▶ **EXERCISE REQUIREMENTS**:
Retype all of the data exactly as given.

▶ **MATERIAL SHOWN**:
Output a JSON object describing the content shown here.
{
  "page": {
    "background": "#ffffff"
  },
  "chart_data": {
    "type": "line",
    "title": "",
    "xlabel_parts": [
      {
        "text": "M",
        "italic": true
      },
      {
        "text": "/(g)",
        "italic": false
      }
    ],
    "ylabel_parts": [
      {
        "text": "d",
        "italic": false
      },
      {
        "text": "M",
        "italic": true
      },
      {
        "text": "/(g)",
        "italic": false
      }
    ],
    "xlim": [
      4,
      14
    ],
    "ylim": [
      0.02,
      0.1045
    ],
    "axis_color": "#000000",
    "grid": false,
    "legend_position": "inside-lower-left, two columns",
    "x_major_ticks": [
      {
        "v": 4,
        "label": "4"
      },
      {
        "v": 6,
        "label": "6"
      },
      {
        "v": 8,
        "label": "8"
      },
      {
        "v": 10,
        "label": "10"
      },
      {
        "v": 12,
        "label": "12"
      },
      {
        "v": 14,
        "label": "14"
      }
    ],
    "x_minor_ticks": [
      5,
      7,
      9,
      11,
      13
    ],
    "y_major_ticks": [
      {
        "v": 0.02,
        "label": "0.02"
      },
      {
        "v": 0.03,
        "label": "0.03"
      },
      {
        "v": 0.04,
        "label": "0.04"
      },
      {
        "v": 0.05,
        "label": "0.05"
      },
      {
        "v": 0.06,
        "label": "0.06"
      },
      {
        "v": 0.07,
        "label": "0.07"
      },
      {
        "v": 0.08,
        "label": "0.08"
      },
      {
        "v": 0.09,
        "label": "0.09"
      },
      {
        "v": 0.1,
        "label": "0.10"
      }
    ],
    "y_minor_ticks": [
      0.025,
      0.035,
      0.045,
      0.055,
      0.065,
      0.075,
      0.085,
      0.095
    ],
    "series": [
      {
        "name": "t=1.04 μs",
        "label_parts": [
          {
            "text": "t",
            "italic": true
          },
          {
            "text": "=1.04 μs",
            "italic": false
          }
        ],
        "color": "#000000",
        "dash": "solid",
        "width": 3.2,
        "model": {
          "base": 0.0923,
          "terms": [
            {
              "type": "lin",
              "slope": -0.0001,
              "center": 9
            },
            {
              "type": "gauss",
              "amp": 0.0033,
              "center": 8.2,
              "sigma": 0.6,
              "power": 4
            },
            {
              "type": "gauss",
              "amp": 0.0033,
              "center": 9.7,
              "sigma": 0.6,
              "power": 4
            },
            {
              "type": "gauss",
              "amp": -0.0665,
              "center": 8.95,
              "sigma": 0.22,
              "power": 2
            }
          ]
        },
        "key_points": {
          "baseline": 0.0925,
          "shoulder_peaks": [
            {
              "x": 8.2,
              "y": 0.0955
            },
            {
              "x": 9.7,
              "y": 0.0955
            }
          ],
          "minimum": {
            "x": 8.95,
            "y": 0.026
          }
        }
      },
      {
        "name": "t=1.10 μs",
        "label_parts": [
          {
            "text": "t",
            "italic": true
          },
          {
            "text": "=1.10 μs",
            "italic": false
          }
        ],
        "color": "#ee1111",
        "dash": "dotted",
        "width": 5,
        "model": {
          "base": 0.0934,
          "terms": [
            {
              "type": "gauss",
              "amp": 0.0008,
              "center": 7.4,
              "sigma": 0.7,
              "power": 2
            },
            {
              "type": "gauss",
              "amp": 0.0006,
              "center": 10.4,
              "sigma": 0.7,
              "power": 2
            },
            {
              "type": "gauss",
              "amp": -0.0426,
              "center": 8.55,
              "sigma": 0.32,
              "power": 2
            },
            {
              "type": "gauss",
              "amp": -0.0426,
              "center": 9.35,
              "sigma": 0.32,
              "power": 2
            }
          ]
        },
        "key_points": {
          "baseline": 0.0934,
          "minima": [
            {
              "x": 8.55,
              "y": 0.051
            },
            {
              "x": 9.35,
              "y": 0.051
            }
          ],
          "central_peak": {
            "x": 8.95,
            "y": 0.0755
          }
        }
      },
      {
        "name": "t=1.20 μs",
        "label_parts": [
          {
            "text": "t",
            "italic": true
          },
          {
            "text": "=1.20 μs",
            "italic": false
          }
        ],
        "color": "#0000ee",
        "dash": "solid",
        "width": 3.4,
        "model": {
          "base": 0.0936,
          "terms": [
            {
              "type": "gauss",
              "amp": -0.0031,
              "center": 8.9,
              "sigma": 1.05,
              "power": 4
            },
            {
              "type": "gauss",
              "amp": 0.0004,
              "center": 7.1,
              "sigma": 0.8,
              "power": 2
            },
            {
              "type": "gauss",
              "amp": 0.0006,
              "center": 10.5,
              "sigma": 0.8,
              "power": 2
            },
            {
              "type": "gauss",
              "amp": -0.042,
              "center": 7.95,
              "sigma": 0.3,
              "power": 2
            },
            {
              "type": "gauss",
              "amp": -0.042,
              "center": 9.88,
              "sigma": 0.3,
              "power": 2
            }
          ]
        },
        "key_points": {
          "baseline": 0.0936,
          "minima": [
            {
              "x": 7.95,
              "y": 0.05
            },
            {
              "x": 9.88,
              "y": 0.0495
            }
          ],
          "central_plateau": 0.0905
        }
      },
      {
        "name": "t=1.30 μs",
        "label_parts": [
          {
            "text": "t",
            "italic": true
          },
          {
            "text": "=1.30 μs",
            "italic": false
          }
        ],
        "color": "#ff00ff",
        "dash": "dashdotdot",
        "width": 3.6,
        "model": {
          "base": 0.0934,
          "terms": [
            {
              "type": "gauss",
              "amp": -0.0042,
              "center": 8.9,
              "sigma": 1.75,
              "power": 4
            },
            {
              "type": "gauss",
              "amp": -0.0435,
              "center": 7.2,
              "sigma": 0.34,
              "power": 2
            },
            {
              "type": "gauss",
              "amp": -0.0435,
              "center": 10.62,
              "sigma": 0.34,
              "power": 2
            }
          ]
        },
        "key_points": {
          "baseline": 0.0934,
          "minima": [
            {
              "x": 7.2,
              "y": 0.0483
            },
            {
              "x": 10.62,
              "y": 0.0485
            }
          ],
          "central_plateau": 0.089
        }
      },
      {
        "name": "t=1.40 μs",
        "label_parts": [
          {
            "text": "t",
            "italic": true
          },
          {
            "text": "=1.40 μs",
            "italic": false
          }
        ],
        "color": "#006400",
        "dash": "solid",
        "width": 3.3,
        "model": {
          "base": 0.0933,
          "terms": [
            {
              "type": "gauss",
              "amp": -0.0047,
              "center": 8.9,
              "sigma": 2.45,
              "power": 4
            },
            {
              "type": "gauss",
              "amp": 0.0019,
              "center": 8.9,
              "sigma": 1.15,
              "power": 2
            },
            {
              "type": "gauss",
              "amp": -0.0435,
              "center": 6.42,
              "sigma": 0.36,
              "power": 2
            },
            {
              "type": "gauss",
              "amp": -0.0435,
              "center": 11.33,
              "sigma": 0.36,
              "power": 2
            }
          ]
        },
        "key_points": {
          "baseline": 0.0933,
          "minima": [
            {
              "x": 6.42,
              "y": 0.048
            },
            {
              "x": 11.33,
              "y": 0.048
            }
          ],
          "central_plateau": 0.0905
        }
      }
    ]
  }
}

▶ **COMPLETED TASK**:
Output a JSON object describing the content shown here.
{
  "page": {
    "background": "#ffffff"
  },
  "chart_data": {
    "type": "line",
    "title": "",
    "xlabel_parts": [
      {
        "text": "M",
        "italic": true
      },
      {
        "text": "/(g)",
        "italic": false
      }
    ],
    "ylabel_parts": [
      {
        "text": "d",
        "italic": false
      },
      {
        "text": "M",
        "italic": true
      },
      {
        "text": "/(g)",
        "italic": false
      }
    ],
    "xlim": [
      4,
      14
    ],
    "ylim": [
      0.02,
      0.1045
    ],
    "axis_color": "#000000",
    "grid": false,
    "legend_position": "inside-lower-left, two columns",
    "x_major_ticks": [
      {
        "v": 4,
        "label": "4"
      },
      {
        "v": 6,
        "label": "6"
      },
      {
        "v": 8,
        "label": "8"
      },
      {
        "v": 10,
        "label": "10"
      },
      {
        "v": 12,
        "label": "12"
      },
      {
        "v": 14,
        "label": "14"
      }
    ],
    "x_minor_ticks": [
      5,
      7,
      9,
      11,
      13
    ],
    "y_major_ticks": [
      {
        "v": 0.02,
        "label": "0.02"
      },
      {
        "v": 0.03,
        "label": "0.03"
      },
      {
        "v": 0.04,
        "label": "0.04"
      },
      {
        "v": 0.05,
        "label": "0.05"
      },
      {
        "v": 0.06,
        "label": "0.06"
      },
      {
        "v": 0.07,
        "label": "0.07"
      },
      {
        "v": 0.08,
        "label": "0.08"
      },
      {
        "v": 0.09,
        "label": "0.09"
      },
      {
        "v": 0.1,
        "label": "0.10"
      }
    ],
    "y_minor_ticks": [
      0.025,
      0.035,
      0.045,
      0.055,
      0.065,
      0.075,
      0.085,
      0.095
    ],
    "series": [
      {
        "name": "t=1.04 μs",
        "label_parts": [
          {
            "text": "t",
            "italic": true
          },
          {
            "text": "=1.04 μs",
            "italic": false
          }
        ],
        "color": "#000000",
        "dash": "solid",
        "width": 3.2,
        "model": {
          "base": 0.0923,
          "terms": [
            {
              "type": "lin",
              "slope": -0.0001,
              "center": 9
            },
            {
              "type": "gauss",
              "amp": 0.0033,
              "center": 8.2,
              "sigma": 0.6,
              "power": 4
            },
            {
              "type": "gauss",
              "amp": 0.0033,
              "center": 9.7,
              "sigma": 0.6,
              "power": 4
            },
            {
              "type": "gauss",
              "amp": -0.0665,
              "center": 8.95,
              "sigma": 0.22,
              "power": 2
            }
          ]
        },
        "key_points": {
          "baseline": 0.0925,
          "shoulder_peaks": [
            {
              "x": 8.2,
              "y": 0.0955
            },
            {
              "x": 9.7,
              "y": 0.0955
            }
          ],
          "minimum": {
            "x": 8.95,
            "y": 0.026
          }
        }
      },
      {
        "name": "t=1.10 μs",
        "label_parts": [
          {
            "text": "t",
            "italic": true
          },
          {
            "text": "=1.10 μs",
            "italic": false
          }
        ],
        "color": "#ee1111",
        "dash": "dotted",
        "width": 5,
        "model": {
          "base": 0.0934,
          "terms": [
            {
              "type": "gauss",
              "amp": 0.0008,
              "center": 7.4,
              "sigma": 0.7,
              "power": 2
            },
            {
              "type": "gauss",
              "amp": 0.0006,
              "center": 10.4,
              "sigma": 0.7,
              "power": 2
            },
            {
              "type": "gauss",
              "amp": -0.0426,
              "center": 8.55,
              "sigma": 0.32,
              "power": 2
            },
            {
              "type": "gauss",
              "amp": -0.0426,
              "center": 9.35,
              "sigma": 0.32,
              "power": 2
            }
          ]
        },
        "key_points": {
          "baseline": 0.0934,
          "minima": [
            {
              "x": 8.55,
              "y": 0.051
            },
            {
              "x": 9.35,
              "y": 0.051
            }
          ],
          "central_peak": {
            "x": 8.95,
            "y": 0.0755
          }
        }
      },
      {
        "name": "t=1.20 μs",
        "label_parts": [
          {
            "text": "t",
            "italic": true
          },
          {
            "text": "=1.20 μs",
            "italic": false
          }
        ],
        "color": "#0000ee",
        "dash": "solid",
        "width": 3.4,
        "model": {
          "base": 0.0936,
          "terms": [
            {
              "type": "gauss",
              "amp": -0.0031,
              "center": 8.9,
              "sigma": 1.05,
              "power": 4
            },
            {
              "type": "gauss",
              "amp": 0.0004,
              "center": 7.1,
              "sigma": 0.8,
              "power": 2
            },
            {
              "type": "gauss",
              "amp": 0.0006,
              "center": 10.5,
              "sigma": 0.8,
              "power": 2
            },
            {
              "type": "gauss",
              "amp": -0.042,
              "center": 7.95,
              "sigma": 0.3,
              "power": 2
            },
            {
              "type": "gauss",
              "amp": -0.042,
              "center": 9.88,
              "sigma": 0.3,
              "power": 2
            }
          ]
        },
        "key_points": {
          "baseline": 0.0936,
          "minima": [
            {
              "x": 7.95,
              "y": 0.05
            },
            {
              "x": 9.88,
              "y": 0.0495
            }
          ],
          "central_plateau": 0.0905
        }
      },
      {
        "name": "t=1.30 μs",
        "label_parts": [
          {
            "text": "t",
            "italic": true
          },
          {
            "text": "=1.30 μs",
            "italic": false
          }
        ],
        "color": "#ff00ff",
        "dash": "dashdotdot",
        "width": 3.6,
        "model": {
          "base": 0.0934,
          "terms": [
            {
              "type": "gauss",
              "amp": -0.0042,
              "center": 8.9,
              "sigma": 1.75,
              "power": 4
            },
            {
              "type": "gauss",
              "amp": -0.0435,
              "center": 7.2,
              "sigma": 0.34,
              "power": 2
            },
            {
              "type": "gauss",
              "amp": -0.0435,
              "center": 10.62,
              "sigma": 0.34,
              "power": 2
            }
          ]
        },
        "key_points": {
          "baseline": 0.0934,
          "minima": [
            {
              "x": 7.2,
              "y": 0.0483
            },
            {
              "x": 10.62,
              "y": 0.0485
            }
          ],
          "central_plateau": 0.089
        }
      },
      {
        "name": "t=1.40 μs",
        "label_parts": [
          {
            "text": "t",
            "italic": true
          },
          {
            "text": "=1.40 μs",
            "italic": false
          }
        ],
        "color": "#006400",
        "dash": "solid",
        "width": 3.3,
        "model": {
          "base": 0.0933,
          "terms": [
            {
              "type": "gauss",
              "amp": -0.0047,
              "center": 8.9,
              "sigma": 2.45,
              "power": 4
            },
            {
              "type": "gauss",
              "amp": 0.0019,
              "center": 8.9,
              "sigma": 1.15,
              "power": 2
            },
            {
              "type": "gauss",
              "amp": -0.0435,
              "center": 6.42,
              "sigma": 0.36,
              "power": 2
            },
            {
              "type": "gauss",
              "amp": -0.0435,
              "center": 11.33,
              "sigma": 0.36,
              "power": 2
            }
          ]
        },
        "key_points": {
          "baseline": 0.0933,
          "minima": [
            {
              "x": 6.42,
              "y": 0.048
            },
            {
              "x": 11.33,
              "y": 0.048
            }
          ],
          "central_plateau": 0.0905
        }
      }
    ]
  }
}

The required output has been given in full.